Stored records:

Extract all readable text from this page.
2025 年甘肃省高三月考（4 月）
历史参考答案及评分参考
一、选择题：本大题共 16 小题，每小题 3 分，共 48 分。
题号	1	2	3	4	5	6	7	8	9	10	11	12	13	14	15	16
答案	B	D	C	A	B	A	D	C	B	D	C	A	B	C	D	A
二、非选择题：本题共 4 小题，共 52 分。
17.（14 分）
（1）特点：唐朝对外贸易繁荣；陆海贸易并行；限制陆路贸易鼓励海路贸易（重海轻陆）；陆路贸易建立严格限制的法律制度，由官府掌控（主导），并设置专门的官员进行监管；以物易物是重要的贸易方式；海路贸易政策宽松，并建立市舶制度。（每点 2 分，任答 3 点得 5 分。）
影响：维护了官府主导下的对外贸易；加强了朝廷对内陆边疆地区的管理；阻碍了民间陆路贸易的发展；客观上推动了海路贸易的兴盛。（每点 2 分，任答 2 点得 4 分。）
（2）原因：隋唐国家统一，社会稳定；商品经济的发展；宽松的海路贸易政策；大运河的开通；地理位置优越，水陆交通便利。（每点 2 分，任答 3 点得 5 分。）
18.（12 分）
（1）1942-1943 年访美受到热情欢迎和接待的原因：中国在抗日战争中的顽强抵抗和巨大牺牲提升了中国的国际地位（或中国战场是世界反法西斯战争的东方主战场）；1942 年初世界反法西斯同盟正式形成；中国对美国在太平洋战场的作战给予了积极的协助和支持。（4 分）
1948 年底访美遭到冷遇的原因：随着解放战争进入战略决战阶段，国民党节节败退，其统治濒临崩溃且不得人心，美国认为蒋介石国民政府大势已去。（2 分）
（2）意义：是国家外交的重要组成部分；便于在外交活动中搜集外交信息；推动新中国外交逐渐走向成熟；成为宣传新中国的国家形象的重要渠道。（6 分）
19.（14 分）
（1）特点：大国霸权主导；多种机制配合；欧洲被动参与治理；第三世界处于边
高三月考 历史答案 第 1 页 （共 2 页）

■ What is expected: Write out each line of the data above again, exactly as given.

■ Solution to the exercise:
Extract all readable text from this page.
2025 年甘肃省高三月考（4 月）
历史参考答案及评分参考
一、选择题：本大题共 16 小题，每小题 3 分，共 48 分。
题号	1	2	3	4	5	6	7	8	9	10	11	12	13	14	15	16
答案	B	D	C	A	B	A	D	C	B	D	C	A	B	C	D	A
二、非选择题：本题共 4 小题，共 52 分。
17.（14 分）
（1）特点：唐朝对外贸易繁荣；陆海贸易并行；限制陆路贸易鼓励海路贸易（重海轻陆）；陆路贸易建立严格限制的法律制度，由官府掌控（主导），并设置专门的官员进行监管；以物易物是重要的贸易方式；海路贸易政策宽松，并建立市舶制度。（每点 2 分，任答 3 点得 5 分。）
影响：维护了官府主导下的对外贸易；加强了朝廷对内陆边疆地区的管理；阻碍了民间陆路贸易的发展；客观上推动了海路贸易的兴盛。（每点 2 分，任答 2 点得 4 分。）
（2）原因：隋唐国家统一，社会稳定；商品经济的发展；宽松的海路贸易政策；大运河的开通；地理位置优越，水陆交通便利。（每点 2 分，任答 3 点得 5 分。）
18.（12 分）
（1）1942-1943 年访美受到热情欢迎和接待的原因：中国在抗日战争中的顽强抵抗和巨大牺牲提升了中国的国际地位（或中国战场是世界反法西斯战争的东方主战场）；1942 年初世界反法西斯同盟正式形成；中国对美国在太平洋战场的作战给予了积极的协助和支持。（4 分）
1948 年底访美遭到冷遇的原因：随着解放战争进入战略决战阶段，国民党节节败退，其统治濒临崩溃且不得人心，美国认为蒋介石国民政府大势已去。（2 分）
（2）意义：是国家外交的重要组成部分；便于在外交活动中搜集外交信息；推动新中国外交逐渐走向成熟；成为宣传新中国的国家形象的重要渠道。（6 分）
19.（14 分）
（1）特点：大国霸权主导；多种机制配合；欧洲被动参与治理；第三世界处于边
高三月考 历史答案 第 1 页 （共 2 页）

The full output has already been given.